▶ **YOUR GOAL**:
Print the range of lines that opens with the line containing "Give me the" and closes with the last line of the listing. Include both ends; print nothing more.

>> Begin

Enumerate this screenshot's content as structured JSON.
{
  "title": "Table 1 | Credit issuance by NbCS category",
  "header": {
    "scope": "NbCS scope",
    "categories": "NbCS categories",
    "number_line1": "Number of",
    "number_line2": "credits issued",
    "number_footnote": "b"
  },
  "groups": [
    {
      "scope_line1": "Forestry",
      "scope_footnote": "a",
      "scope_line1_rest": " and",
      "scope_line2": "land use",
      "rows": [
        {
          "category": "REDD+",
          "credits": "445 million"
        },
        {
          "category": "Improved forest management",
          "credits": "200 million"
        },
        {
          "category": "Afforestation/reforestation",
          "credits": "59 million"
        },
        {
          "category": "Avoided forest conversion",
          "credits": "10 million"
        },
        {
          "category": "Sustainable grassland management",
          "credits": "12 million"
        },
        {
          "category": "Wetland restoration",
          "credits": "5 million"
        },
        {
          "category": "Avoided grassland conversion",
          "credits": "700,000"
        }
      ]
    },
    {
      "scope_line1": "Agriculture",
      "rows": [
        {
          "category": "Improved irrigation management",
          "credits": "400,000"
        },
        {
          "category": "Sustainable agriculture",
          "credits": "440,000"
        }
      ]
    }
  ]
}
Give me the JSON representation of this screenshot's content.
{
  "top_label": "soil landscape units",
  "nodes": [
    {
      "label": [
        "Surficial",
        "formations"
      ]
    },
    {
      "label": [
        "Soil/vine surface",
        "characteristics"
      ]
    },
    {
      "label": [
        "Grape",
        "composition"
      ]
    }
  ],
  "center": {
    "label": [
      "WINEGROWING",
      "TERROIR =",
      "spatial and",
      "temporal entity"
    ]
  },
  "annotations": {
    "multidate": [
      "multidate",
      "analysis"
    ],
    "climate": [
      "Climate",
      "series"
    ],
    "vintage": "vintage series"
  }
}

>> End

▶ **WRITTEN SOLUTION**:
Give me the JSON representation of this screenshot's content.
{
  "top_label": "soil landscape units",
  "nodes": [
    {
      "label": [
        "Surficial",
        "formations"
      ]
    },
    {
      "label": [
        "Soil/vine surface",
        "characteristics"
      ]
    },
    {
      "label": [
        "Grape",
        "composition"
      ]
    }
  ],
  "center": {
    "label": [
      "WINEGROWING",
      "TERROIR =",
      "spatial and",
      "temporal entity"
    ]
  },
  "annotations": {
    "multidate": [
      "multidate",
      "analysis"
    ],
    "climate": [
      "Climate",
      "series"
    ],
    "vintage": "vintage series"
  }
}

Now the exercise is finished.